» **REQUIRED TASK**
Reproduce all entries verbatim, with nothing added or dropped.
◇ ◇ ◇ ◇ ◇
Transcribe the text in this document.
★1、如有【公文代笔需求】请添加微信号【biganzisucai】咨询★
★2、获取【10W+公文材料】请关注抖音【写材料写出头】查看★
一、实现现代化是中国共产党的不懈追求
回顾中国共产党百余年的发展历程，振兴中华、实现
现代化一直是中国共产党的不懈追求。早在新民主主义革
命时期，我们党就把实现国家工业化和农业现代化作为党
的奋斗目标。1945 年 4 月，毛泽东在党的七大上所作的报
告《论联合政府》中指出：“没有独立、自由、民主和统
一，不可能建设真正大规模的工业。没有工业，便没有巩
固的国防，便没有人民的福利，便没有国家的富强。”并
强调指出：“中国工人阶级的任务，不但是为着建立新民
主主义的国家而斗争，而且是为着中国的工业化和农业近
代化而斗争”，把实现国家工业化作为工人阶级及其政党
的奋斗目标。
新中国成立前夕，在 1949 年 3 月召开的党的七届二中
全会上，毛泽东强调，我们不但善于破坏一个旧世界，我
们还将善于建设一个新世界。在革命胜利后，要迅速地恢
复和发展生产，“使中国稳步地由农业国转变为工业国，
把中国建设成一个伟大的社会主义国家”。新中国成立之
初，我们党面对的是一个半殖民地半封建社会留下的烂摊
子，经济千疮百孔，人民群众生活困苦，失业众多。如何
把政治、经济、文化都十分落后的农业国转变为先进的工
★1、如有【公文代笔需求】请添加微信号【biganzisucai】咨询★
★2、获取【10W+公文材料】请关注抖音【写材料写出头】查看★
◇ ◇ ◇ ◇ ◇
» **ANSWER FOR THIS EXERCISE**
Transcribe the text in this document.
★1、如有【公文代笔需求】请添加微信号【biganzisucai】咨询★
★2、获取【10W+公文材料】请关注抖音【写材料写出头】查看★
一、实现现代化是中国共产党的不懈追求
回顾中国共产党百余年的发展历程，振兴中华、实现
现代化一直是中国共产党的不懈追求。早在新民主主义革
命时期，我们党就把实现国家工业化和农业现代化作为党
的奋斗目标。1945 年 4 月，毛泽东在党的七大上所作的报
告《论联合政府》中指出：“没有独立、自由、民主和统
一，不可能建设真正大规模的工业。没有工业，便没有巩
固的国防，便没有人民的福利，便没有国家的富强。”并
强调指出：“中国工人阶级的任务，不但是为着建立新民
主主义的国家而斗争，而且是为着中国的工业化和农业近
代化而斗争”，把实现国家工业化作为工人阶级及其政党
的奋斗目标。
新中国成立前夕，在 1949 年 3 月召开的党的七届二中
全会上，毛泽东强调，我们不但善于破坏一个旧世界，我
们还将善于建设一个新世界。在革命胜利后，要迅速地恢
复和发展生产，“使中国稳步地由农业国转变为工业国，
把中国建设成一个伟大的社会主义国家”。新中国成立之
初，我们党面对的是一个半殖民地半封建社会留下的烂摊
子，经济千疮百孔，人民群众生活困苦，失业众多。如何
把政治、经济、文化都十分落后的农业国转变为先进的工
★1、如有【公文代笔需求】请添加微信号【biganzisucai】咨询★
★2、获取【10W+公文材料】请关注抖音【写材料写出头】查看★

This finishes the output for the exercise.